PROBLEM STATEMENT: Locate the string "this" throughout the material and copy every line in which it occurs.

SUPPLIED DATA:
— Begin —
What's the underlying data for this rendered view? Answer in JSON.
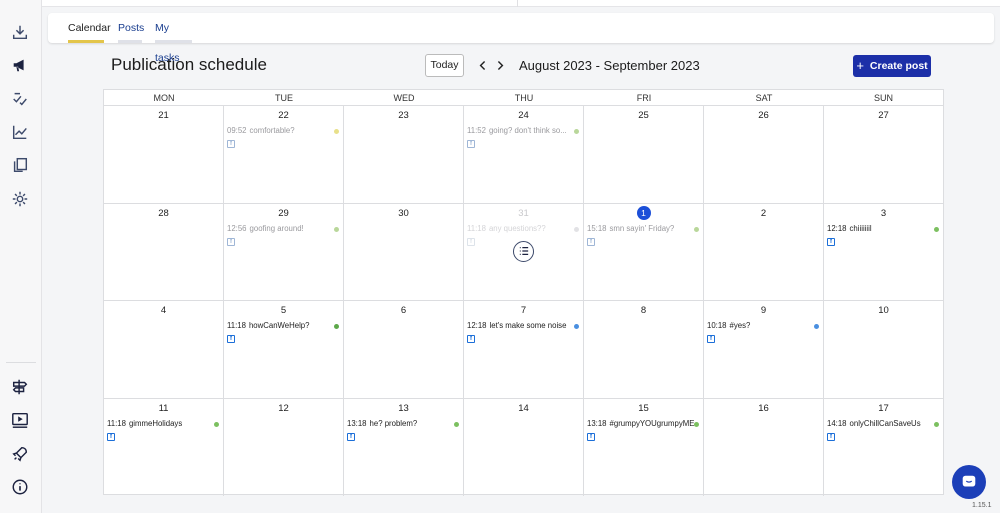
{
  "tabs": [
    {
      "label": "Calendar",
      "active": true,
      "underline_color": "#e3c54a"
    },
    {
      "label": "Posts",
      "active": false,
      "underline_color": "#dfe1e8"
    },
    {
      "label": "My tasks",
      "active": false,
      "underline_color": "#dfe1e8"
    }
  ],
  "header": {
    "title": "Publication schedule",
    "today_label": "Today",
    "date_range": "August 2023 - September 2023",
    "create_label": "Create post"
  },
  "weekdays": [
    "MON",
    "TUE",
    "WED",
    "THU",
    "FRI",
    "SAT",
    "SUN"
  ],
  "weeks": [
    [
      {
        "day": "21"
      },
      {
        "day": "22",
        "post": {
          "time": "09:52",
          "title": "comfortable?",
          "state": "past",
          "dot": "#e8e08a"
        }
      },
      {
        "day": "23"
      },
      {
        "day": "24",
        "post": {
          "time": "11:52",
          "title": "going? don't think so...",
          "state": "past",
          "dot": "#b9d79a"
        }
      },
      {
        "day": "25"
      },
      {
        "day": "26"
      },
      {
        "day": "27"
      }
    ],
    [
      {
        "day": "28"
      },
      {
        "day": "29",
        "post": {
          "time": "12:56",
          "title": "goofing around!",
          "state": "past",
          "dot": "#b9d79a"
        }
      },
      {
        "day": "30"
      },
      {
        "day": "31",
        "faded": true,
        "action": true,
        "post": {
          "time": "11:18",
          "title": "any questions??",
          "state": "ghost",
          "dot": "#e2e2e5"
        }
      },
      {
        "day": "1",
        "current": true,
        "post": {
          "time": "15:18",
          "title": "smn sayin' Friday?",
          "state": "past",
          "dot": "#b9d79a"
        }
      },
      {
        "day": "2"
      },
      {
        "day": "3",
        "post": {
          "time": "12:18",
          "title": "chiiiiiiil",
          "state": "normal",
          "dot": "#7cc060"
        }
      }
    ],
    [
      {
        "day": "4"
      },
      {
        "day": "5",
        "post": {
          "time": "11:18",
          "title": "howCanWeHelp?",
          "state": "normal",
          "dot": "#5da84a"
        }
      },
      {
        "day": "6"
      },
      {
        "day": "7",
        "post": {
          "time": "12:18",
          "title": "let's make some noise",
          "state": "normal",
          "dot": "#4a8fe0"
        }
      },
      {
        "day": "8"
      },
      {
        "day": "9",
        "post": {
          "time": "10:18",
          "title": "#yes?",
          "state": "normal",
          "dot": "#4a8fe0"
        }
      },
      {
        "day": "10"
      }
    ],
    [
      {
        "day": "11",
        "post": {
          "time": "11:18",
          "title": "gimmeHolidays",
          "state": "normal",
          "dot": "#7cc060"
        }
      },
      {
        "day": "12"
      },
      {
        "day": "13",
        "post": {
          "time": "13:18",
          "title": "he? problem?",
          "state": "normal",
          "dot": "#7cc060"
        }
      },
      {
        "day": "14"
      },
      {
        "day": "15",
        "post": {
          "time": "13:18",
          "title": "#grumpyYOUgrumpyME",
          "state": "normal",
          "dot": "#7cc060"
        }
      },
      {
        "day": "16"
      },
      {
        "day": "17",
        "post": {
          "time": "14:18",
          "title": "onlyChillCanSaveUs",
          "state": "normal",
          "dot": "#7cc060"
        }
      }
    ]
  ],
  "sidebar": {
    "top_icons": [
      "download-icon",
      "megaphone-icon",
      "checklist-icon",
      "analytics-icon",
      "copy-icon",
      "settings-icon"
    ],
    "bottom_icons": [
      "signpost-icon",
      "video-tutorial-icon",
      "rocket-icon",
      "info-icon"
    ]
  },
  "version": "1.15.1",
  "colors": {
    "primary": "#1c2fa8",
    "today": "#1c4fd8",
    "facebook": "#1c6fd8"
  }
}
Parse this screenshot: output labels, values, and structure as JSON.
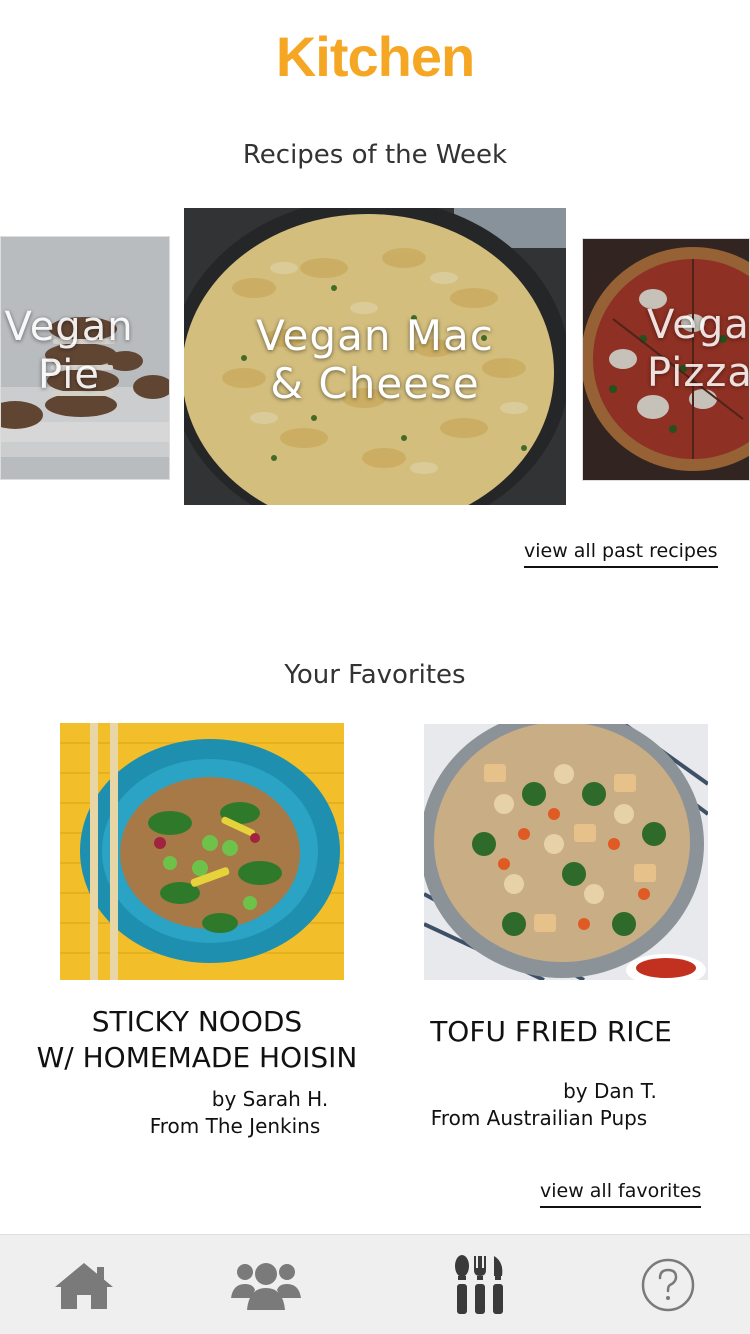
— End —
REPLY:
What's the underlying data for this rendered view? Answer in JSON.
Parse this screenshot: output labels, values, and structure as JSON.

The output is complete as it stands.